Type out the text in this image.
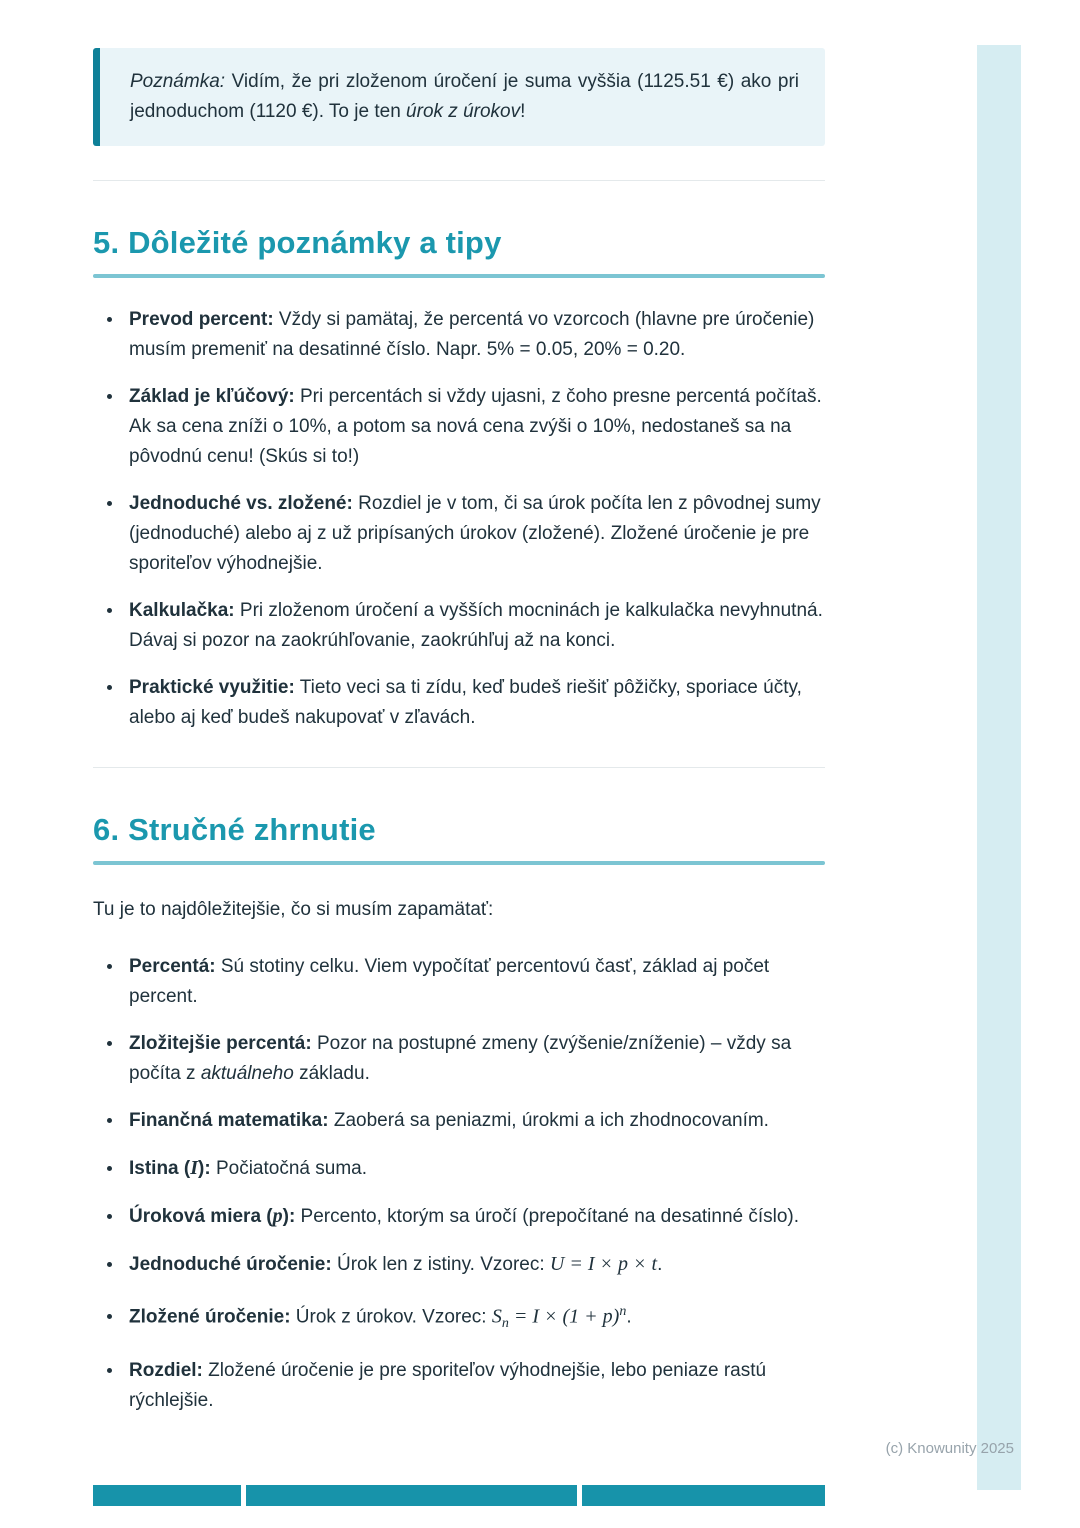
Poznámka: Vidím, že pri zloženom úročení je suma vyššia (1125.51 €) ako pri jednoduchom (1120 €). To je ten úrok z úrokov!
5. Dôležité poznámky a tipy
• Prevod percent: Vždy si pamätaj, že percentá vo vzorcoch (hlavne pre úročenie) musím premeniť na desatinné číslo. Napr. 5% = 0.05, 20% = 0.20.
• Základ je kľúčový: Pri percentách si vždy ujasni, z čoho presne percentá počítaš. Ak sa cena zníži o 10%, a potom sa nová cena zvýši o 10%, nedostaneš sa na pôvodnú cenu! (Skús si to!)
• Jednoduché vs. zložené: Rozdiel je v tom, či sa úrok počíta len z pôvodnej sumy (jednoduché) alebo aj z už pripísaných úrokov (zložené). Zložené úročenie je pre sporiteľov výhodnejšie.
• Kalkulačka: Pri zloženom úročení a vyšších mocninách je kalkulačka nevyhnutná. Dávaj si pozor na zaokrúhľovanie, zaokrúhľuj až na konci.
• Praktické využitie: Tieto veci sa ti zídu, keď budeš riešiť pôžičky, sporiace účty, alebo aj keď budeš nakupovať v zľavách.
6. Stručné zhrnutie

Tu je to najdôležitejšie, čo si musím zapamätať:

• Percentá: Sú stotiny celku. Viem vypočítať percentovú časť, základ aj počet percent.
• Zložitejšie percentá: Pozor na postupné zmeny (zvýšenie/zníženie) – vždy sa počíta z aktuálneho základu.
• Finančná matematika: Zaoberá sa peniazmi, úrokmi a ich zhodnocovaním.
• Istina (I): Počiatočná suma.
• Úroková miera (p): Percento, ktorým sa úročí (prepočítané na desatinné číslo).
• Jednoduché úročenie: Úrok len z istiny. Vzorec: U = I × p × t.
• Zložené úročenie: Úrok z úrokov. Vzorec: $S_n = I \times (1 + p)^n$.
• Rozdiel: Zložené úročenie je pre sporiteľov výhodnejšie, lebo peniaze rastú rýchlejšie.
(c) Knowunity 2025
····················
= AIM OF THE TASK =
Extract the entries in full, exactly as they are, minus the pictures.

= COMPLETE RESPONSE =
Type out the text in this image.
Poznámka: Vidím, že pri zloženom úročení je suma vyššia (1125.51 €) ako pri jednoduchom (1120 €). To je ten úrok z úrokov!
5. Dôležité poznámky a tipy
• Prevod percent: Vždy si pamätaj, že percentá vo vzorcoch (hlavne pre úročenie) musím premeniť na desatinné číslo. Napr. 5% = 0.05, 20% = 0.20.
• Základ je kľúčový: Pri percentách si vždy ujasni, z čoho presne percentá počítaš. Ak sa cena zníži o 10%, a potom sa nová cena zvýši o 10%, nedostaneš sa na pôvodnú cenu! (Skús si to!)
• Jednoduché vs. zložené: Rozdiel je v tom, či sa úrok počíta len z pôvodnej sumy (jednoduché) alebo aj z už pripísaných úrokov (zložené). Zložené úročenie je pre sporiteľov výhodnejšie.
• Kalkulačka: Pri zloženom úročení a vyšších mocninách je kalkulačka nevyhnutná. Dávaj si pozor na zaokrúhľovanie, zaokrúhľuj až na konci.
• Praktické využitie: Tieto veci sa ti zídu, keď budeš riešiť pôžičky, sporiace účty, alebo aj keď budeš nakupovať v zľavách.
6. Stručné zhrnutie

Tu je to najdôležitejšie, čo si musím zapamätať:

• Percentá: Sú stotiny celku. Viem vypočítať percentovú časť, základ aj počet percent.
• Zložitejšie percentá: Pozor na postupné zmeny (zvýšenie/zníženie) – vždy sa počíta z aktuálneho základu.
• Finančná matematika: Zaoberá sa peniazmi, úrokmi a ich zhodnocovaním.
• Istina (I): Počiatočná suma.
• Úroková miera (p): Percento, ktorým sa úročí (prepočítané na desatinné číslo).
• Jednoduché úročenie: Úrok len z istiny. Vzorec: U = I × p × t.
• Zložené úročenie: Úrok z úrokov. Vzorec: $S_n = I \times (1 + p)^n$.
• Rozdiel: Zložené úročenie je pre sporiteľov výhodnejšie, lebo peniaze rastú rýchlejšie.
(c) Knowunity 2025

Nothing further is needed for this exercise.